### INSTRUCTIONS FOR THE TASK
Pictures stay out of the copy; restate everything else in the material exactly.

Collected data entries
========================================
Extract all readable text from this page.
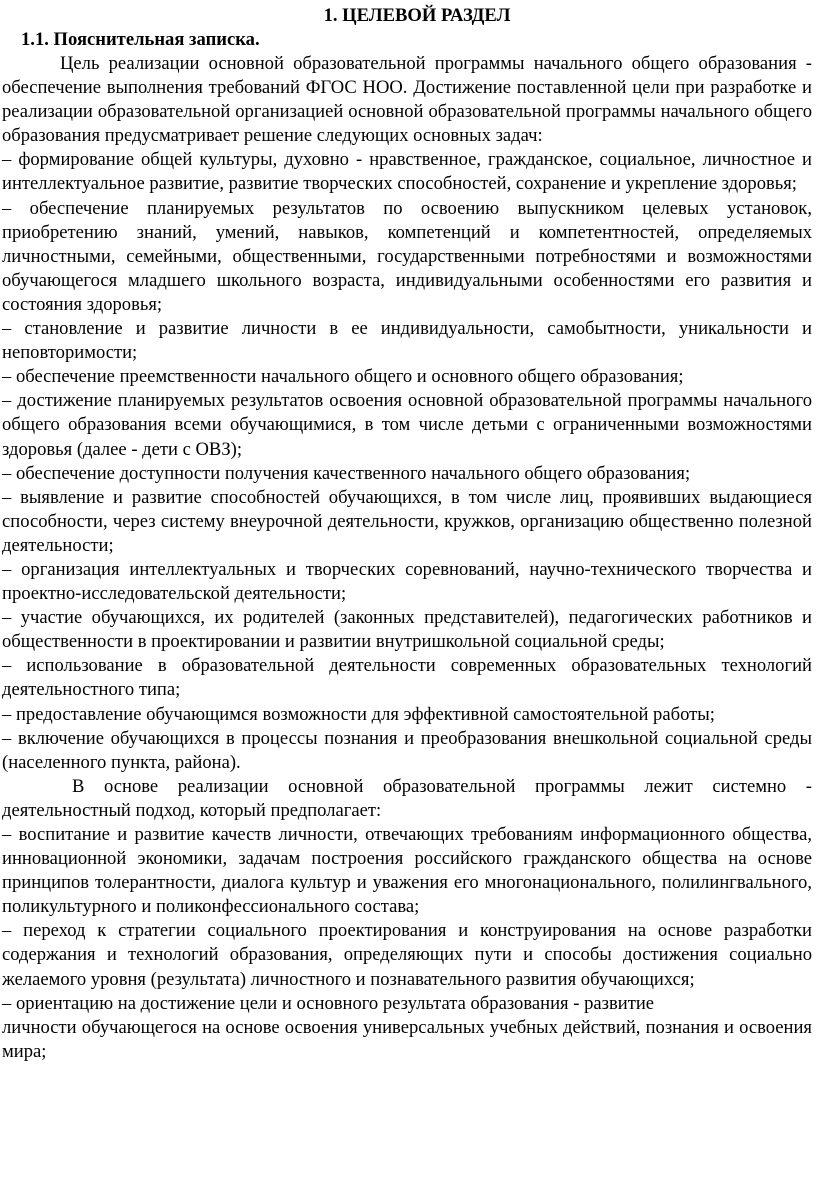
1. ЦЕЛЕВОЙ РАЗДЕЛ
1.1. Пояснительная записка.

Цель реализации основной образовательной программы начального общего образования - обеспечение выполнения требований ФГОС НОО. Достижение поставленной цели при разработке и реализации образовательной организацией основной образовательной программы начального общего образования предусматривает решение следующих основных задач:

– формирование общей культуры, духовно - нравственное, гражданское, социальное, личностное и интеллектуальное развитие, развитие творческих способностей, сохранение и укрепление здоровья;

– обеспечение планируемых результатов по освоению выпускником целевых установок, приобретению знаний, умений, навыков, компетенций и компетентностей, определяемых личностными, семейными, общественными, государственными потребностями и возможностями обучающегося младшего школьного возраста, индивидуальными особенностями его развития и состояния здоровья;

– становление и развитие личности в ее индивидуальности, самобытности, уникальности и неповторимости;

– обеспечение преемственности начального общего и основного общего образования;

– достижение планируемых результатов освоения основной образовательной программы начального общего образования всеми обучающимися, в том числе детьми с ограниченными возможностями здоровья (далее - дети с ОВЗ);

– обеспечение доступности получения качественного начального общего образования;

– выявление и развитие способностей обучающихся, в том числе лиц, проявивших выдающиеся способности, через систему внеурочной деятельности, кружков, организацию общественно полезной деятельности;

– организация интеллектуальных и творческих соревнований, научно-технического творчества и проектно-исследовательской деятельности;

– участие обучающихся, их родителей (законных представителей), педагогических работников и общественности в проектировании и развитии внутришкольной социальной среды;

– использование в образовательной деятельности современных образовательных технологий деятельностного типа;

– предоставление обучающимся возможности для эффективной самостоятельной работы;

– включение обучающихся в процессы познания и преобразования внешкольной социальной среды (населенного пункта, района).

В основе реализации основной образовательной программы лежит системно - деятельностный подход, который предполагает:

– воспитание и развитие качеств личности, отвечающих требованиям информационного общества, инновационной экономики, задачам построения российского гражданского общества на основе принципов толерантности, диалога культур и уважения его многонационального, полилингвального, поликультурного и поликонфессионального состава;

– переход к стратегии социального проектирования и конструирования на основе разработки содержания и технологий образования, определяющих пути и способы достижения социально желаемого уровня (результата) личностного и познавательного развития обучающихся;

– ориентацию на достижение цели и основного результата образования - развитие

личности обучающегося на основе освоения универсальных учебных действий, познания и освоения мира;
========================================
### WORKED ANSWER
Extract all readable text from this page.
1. ЦЕЛЕВОЙ РАЗДЕЛ
1.1. Пояснительная записка.

Цель реализации основной образовательной программы начального общего образования - обеспечение выполнения требований ФГОС НОО. Достижение поставленной цели при разработке и реализации образовательной организацией основной образовательной программы начального общего образования предусматривает решение следующих основных задач:

– формирование общей культуры, духовно - нравственное, гражданское, социальное, личностное и интеллектуальное развитие, развитие творческих способностей, сохранение и укрепление здоровья;

– обеспечение планируемых результатов по освоению выпускником целевых установок, приобретению знаний, умений, навыков, компетенций и компетентностей, определяемых личностными, семейными, общественными, государственными потребностями и возможностями обучающегося младшего школьного возраста, индивидуальными особенностями его развития и состояния здоровья;

– становление и развитие личности в ее индивидуальности, самобытности, уникальности и неповторимости;

– обеспечение преемственности начального общего и основного общего образования;

– достижение планируемых результатов освоения основной образовательной программы начального общего образования всеми обучающимися, в том числе детьми с ограниченными возможностями здоровья (далее - дети с ОВЗ);

– обеспечение доступности получения качественного начального общего образования;

– выявление и развитие способностей обучающихся, в том числе лиц, проявивших выдающиеся способности, через систему внеурочной деятельности, кружков, организацию общественно полезной деятельности;

– организация интеллектуальных и творческих соревнований, научно-технического творчества и проектно-исследовательской деятельности;

– участие обучающихся, их родителей (законных представителей), педагогических работников и общественности в проектировании и развитии внутришкольной социальной среды;

– использование в образовательной деятельности современных образовательных технологий деятельностного типа;

– предоставление обучающимся возможности для эффективной самостоятельной работы;

– включение обучающихся в процессы познания и преобразования внешкольной социальной среды (населенного пункта, района).

В основе реализации основной образовательной программы лежит системно - деятельностный подход, который предполагает:

– воспитание и развитие качеств личности, отвечающих требованиям информационного общества, инновационной экономики, задачам построения российского гражданского общества на основе принципов толерантности, диалога культур и уважения его многонационального, полилингвального, поликультурного и поликонфессионального состава;

– переход к стратегии социального проектирования и конструирования на основе разработки содержания и технологий образования, определяющих пути и способы достижения социально желаемого уровня (результата) личностного и познавательного развития обучающихся;

– ориентацию на достижение цели и основного результата образования - развитие

личности обучающегося на основе освоения универсальных учебных действий, познания и освоения мира;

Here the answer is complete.